++++ Dataset extract
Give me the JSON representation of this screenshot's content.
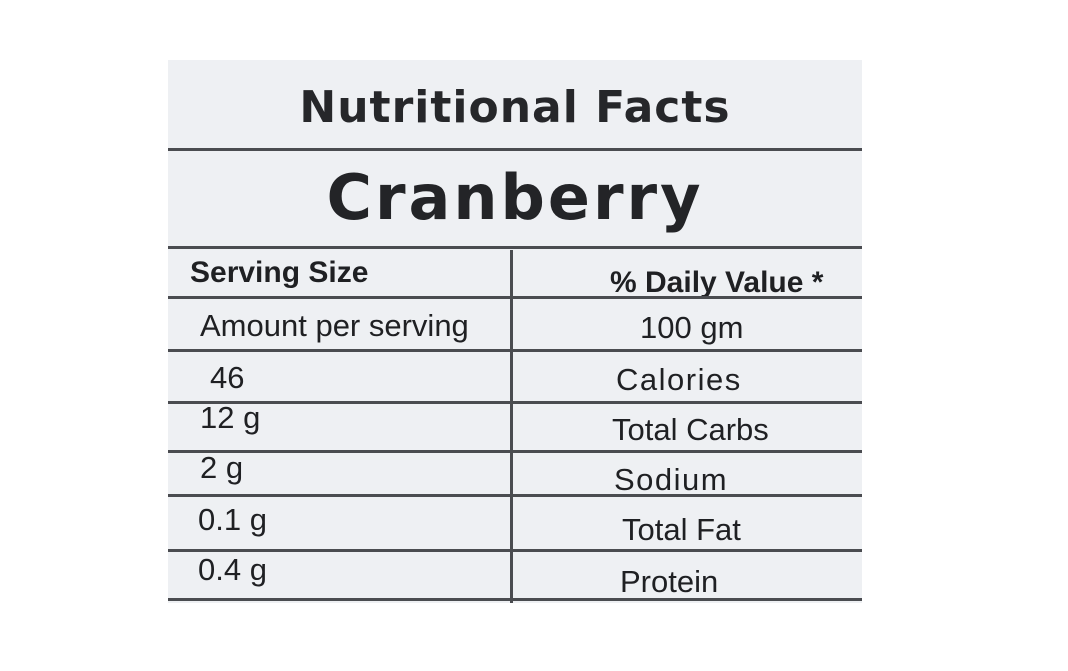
{
  "label": {
    "title": "Nutritional Facts",
    "product": "Cranberry",
    "header": {
      "left": "Serving Size",
      "right": "% Daily Value *"
    },
    "rows": [
      {
        "left": "Amount per serving",
        "right": "100 gm"
      },
      {
        "left": "46",
        "right": "Calories"
      },
      {
        "left": "12 g",
        "right": "Total Carbs"
      },
      {
        "left": "2 g",
        "right": "Sodium"
      },
      {
        "left": "0.1 g",
        "right": "Total Fat"
      },
      {
        "left": "0.4 g",
        "right": "Protein"
      }
    ]
  },
  "colors": {
    "label_background": "#eef0f3",
    "text": "#1e1f22",
    "rules": "#4a4c50"
  }
}
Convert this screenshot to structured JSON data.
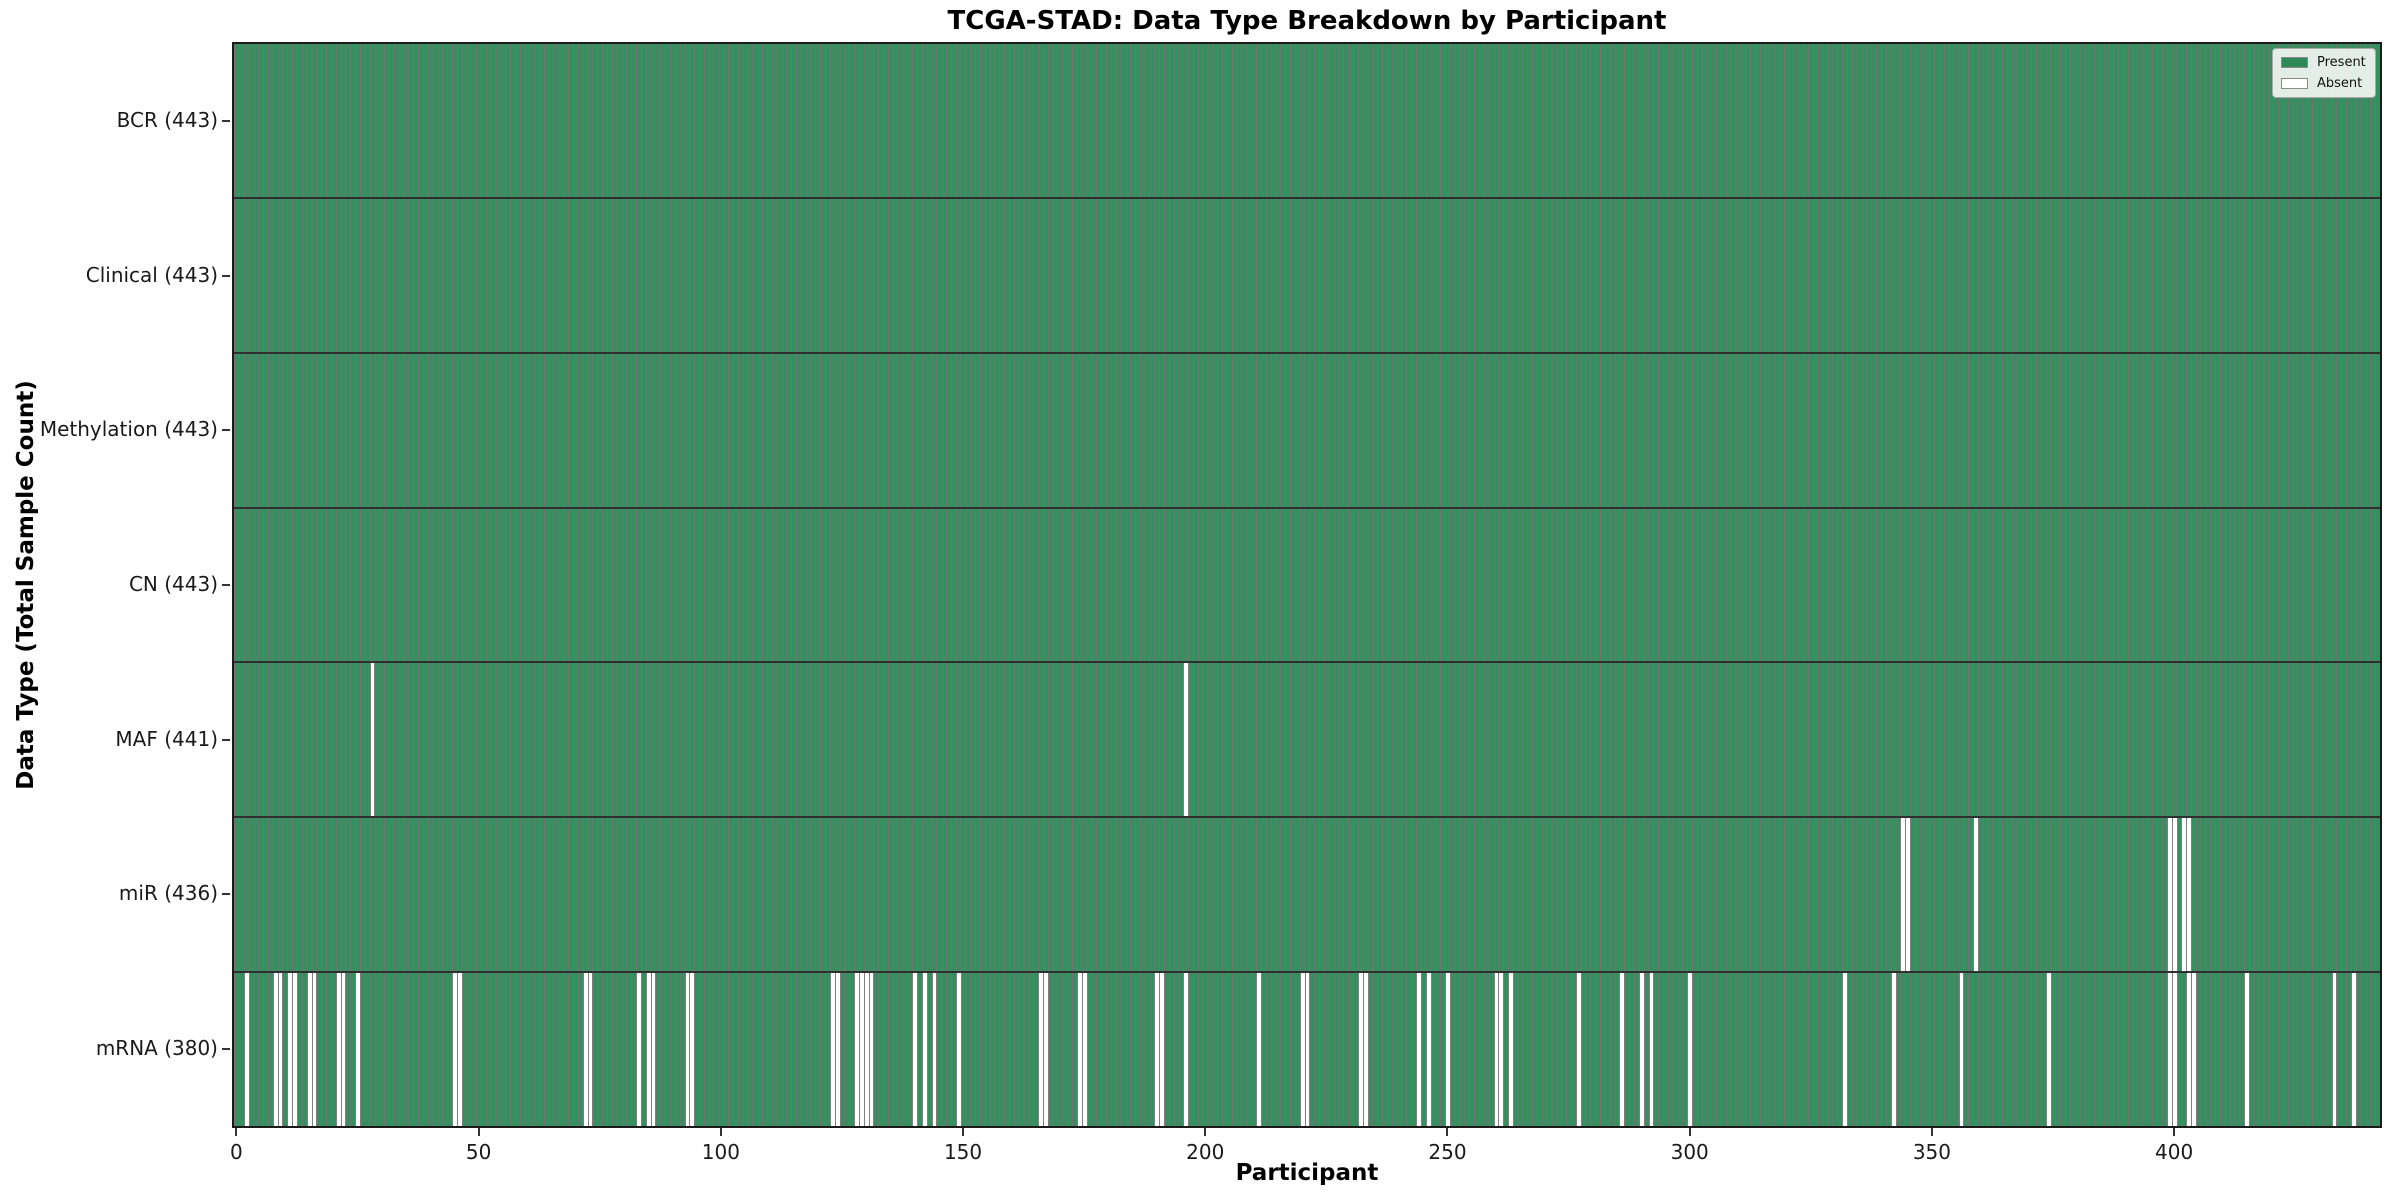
++++++++
• **Aim of the exercise**: Line by line, reproduce the material above exactly, leaving each picture out.

• **Result of this exercise**:
Give me the JSON representation of this screenshot's content.
{
  "label": {
    "title": "Nutritional Facts",
    "product": "Cranberry",
    "header": {
      "left": "Serving Size",
      "right": "% Daily Value *"
    },
    "rows": [
      {
        "left": "Amount per serving",
        "right": "100 gm"
      },
      {
        "left": "46",
        "right": "Calories"
      },
      {
        "left": "12 g",
        "right": "Total Carbs"
      },
      {
        "left": "2 g",
        "right": "Sodium"
      },
      {
        "left": "0.1 g",
        "right": "Total Fat"
      },
      {
        "left": "0.4 g",
        "right": "Protein"
      }
    ]
  },
  "colors": {
    "label_background": "#eef0f3",
    "text": "#1e1f22",
    "rules": "#4a4c50"
  }
}
Convert this screenshot to structured JSON data.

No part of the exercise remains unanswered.